Extracted data entries:

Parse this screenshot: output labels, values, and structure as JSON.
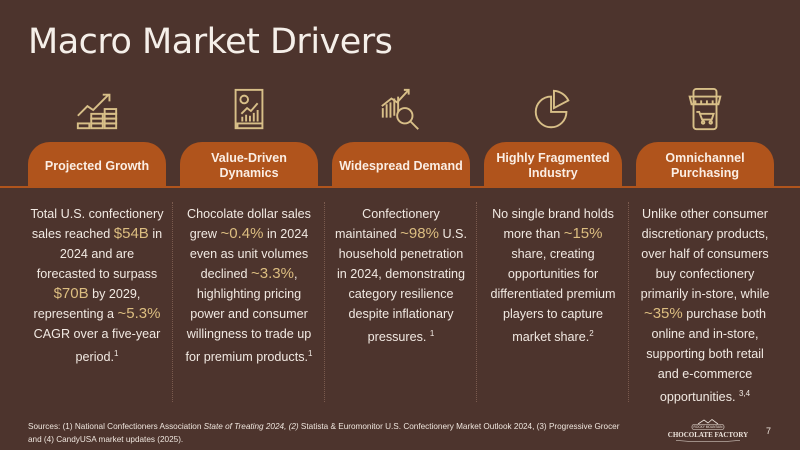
{
  "title": "Macro Market Drivers",
  "colors": {
    "background": "#4d342d",
    "accent": "#b0541c",
    "highlight": "#dcbd80",
    "icon": "#d8bf88"
  },
  "columns": [
    {
      "icon": "growth-chart-coins-icon",
      "header": "Projected Growth",
      "body": [
        {
          "t": "Total U.S. confectionery sales reached "
        },
        {
          "t": "$54B",
          "k": "hl"
        },
        {
          "t": " in 2024 and are forecasted to surpass "
        },
        {
          "t": "$70B",
          "k": "hl"
        },
        {
          "t": " by 2029, representing a "
        },
        {
          "t": "~5.3%",
          "k": "hl"
        },
        {
          "t": " CAGR over a five-year period."
        },
        {
          "t": "1",
          "k": "sup"
        }
      ]
    },
    {
      "icon": "report-document-chart-icon",
      "header": "Value-Driven Dynamics",
      "body": [
        {
          "t": "Chocolate dollar sales grew "
        },
        {
          "t": "~0.4%",
          "k": "hl"
        },
        {
          "t": " in 2024 even as unit volumes declined "
        },
        {
          "t": "~3.3%",
          "k": "hl"
        },
        {
          "t": ", highlighting pricing power and consumer willingness to trade up for premium products."
        },
        {
          "t": "1",
          "k": "sup"
        }
      ]
    },
    {
      "icon": "chart-magnifier-icon",
      "header": "Widespread Demand",
      "body": [
        {
          "t": "Confectionery maintained "
        },
        {
          "t": "~98%",
          "k": "hl"
        },
        {
          "t": " U.S. household penetration in 2024, demonstrating category resilience despite inflationary pressures. "
        },
        {
          "t": "1",
          "k": "sup"
        }
      ]
    },
    {
      "icon": "pie-chart-icon",
      "header": "Highly Fragmented Industry",
      "body": [
        {
          "t": "No single brand holds more than "
        },
        {
          "t": "~15%",
          "k": "hl"
        },
        {
          "t": " share, creating opportunities for differentiated premium players to capture market share."
        },
        {
          "t": "2",
          "k": "sup"
        }
      ]
    },
    {
      "icon": "storefront-phone-cart-icon",
      "header": "Omnichannel Purchasing",
      "body": [
        {
          "t": "Unlike other consumer discretionary products, over half of consumers buy confectionery primarily in-store, while "
        },
        {
          "t": "~35%",
          "k": "hl"
        },
        {
          "t": " purchase both online and in-store, supporting both retail and e-commerce opportunities. "
        },
        {
          "t": "3,4",
          "k": "sup"
        }
      ]
    }
  ],
  "footer": {
    "sources_prefix": "Sources: (1) National Confectioners Association ",
    "sources_italic_1": "State of Treating 2024,",
    "sources_mid": " ",
    "sources_italic_2": "(2)",
    "sources_rest": " Statista & Euromonitor U.S. Confectionery Market Outlook 2024, (3) Progressive Grocer and (4) CandyUSA market updates (2025).",
    "logo_text_top": "ROCKY MOUNTAIN",
    "logo_text_main": "CHOCOLATE FACTORY",
    "page_number": "7"
  }
}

**WORK REQUIRED**
Retype the entries word for word. Omit any images.

**ANSWER TO THE PROBLEM**
Parse this screenshot: output labels, values, and structure as JSON.
{
  "title": "Macro Market Drivers",
  "colors": {
    "background": "#4d342d",
    "accent": "#b0541c",
    "highlight": "#dcbd80",
    "icon": "#d8bf88"
  },
  "columns": [
    {
      "icon": "growth-chart-coins-icon",
      "header": "Projected Growth",
      "body": [
        {
          "t": "Total U.S. confectionery sales reached "
        },
        {
          "t": "$54B",
          "k": "hl"
        },
        {
          "t": " in 2024 and are forecasted to surpass "
        },
        {
          "t": "$70B",
          "k": "hl"
        },
        {
          "t": " by 2029, representing a "
        },
        {
          "t": "~5.3%",
          "k": "hl"
        },
        {
          "t": " CAGR over a five-year period."
        },
        {
          "t": "1",
          "k": "sup"
        }
      ]
    },
    {
      "icon": "report-document-chart-icon",
      "header": "Value-Driven Dynamics",
      "body": [
        {
          "t": "Chocolate dollar sales grew "
        },
        {
          "t": "~0.4%",
          "k": "hl"
        },
        {
          "t": " in 2024 even as unit volumes declined "
        },
        {
          "t": "~3.3%",
          "k": "hl"
        },
        {
          "t": ", highlighting pricing power and consumer willingness to trade up for premium products."
        },
        {
          "t": "1",
          "k": "sup"
        }
      ]
    },
    {
      "icon": "chart-magnifier-icon",
      "header": "Widespread Demand",
      "body": [
        {
          "t": "Confectionery maintained "
        },
        {
          "t": "~98%",
          "k": "hl"
        },
        {
          "t": " U.S. household penetration in 2024, demonstrating category resilience despite inflationary pressures. "
        },
        {
          "t": "1",
          "k": "sup"
        }
      ]
    },
    {
      "icon": "pie-chart-icon",
      "header": "Highly Fragmented Industry",
      "body": [
        {
          "t": "No single brand holds more than "
        },
        {
          "t": "~15%",
          "k": "hl"
        },
        {
          "t": " share, creating opportunities for differentiated premium players to capture market share."
        },
        {
          "t": "2",
          "k": "sup"
        }
      ]
    },
    {
      "icon": "storefront-phone-cart-icon",
      "header": "Omnichannel Purchasing",
      "body": [
        {
          "t": "Unlike other consumer discretionary products, over half of consumers buy confectionery primarily in-store, while "
        },
        {
          "t": "~35%",
          "k": "hl"
        },
        {
          "t": " purchase both online and in-store, supporting both retail and e-commerce opportunities. "
        },
        {
          "t": "3,4",
          "k": "sup"
        }
      ]
    }
  ],
  "footer": {
    "sources_prefix": "Sources: (1) National Confectioners Association ",
    "sources_italic_1": "State of Treating 2024,",
    "sources_mid": " ",
    "sources_italic_2": "(2)",
    "sources_rest": " Statista & Euromonitor U.S. Confectionery Market Outlook 2024, (3) Progressive Grocer and (4) CandyUSA market updates (2025).",
    "logo_text_top": "ROCKY MOUNTAIN",
    "logo_text_main": "CHOCOLATE FACTORY",
    "page_number": "7"
  }
}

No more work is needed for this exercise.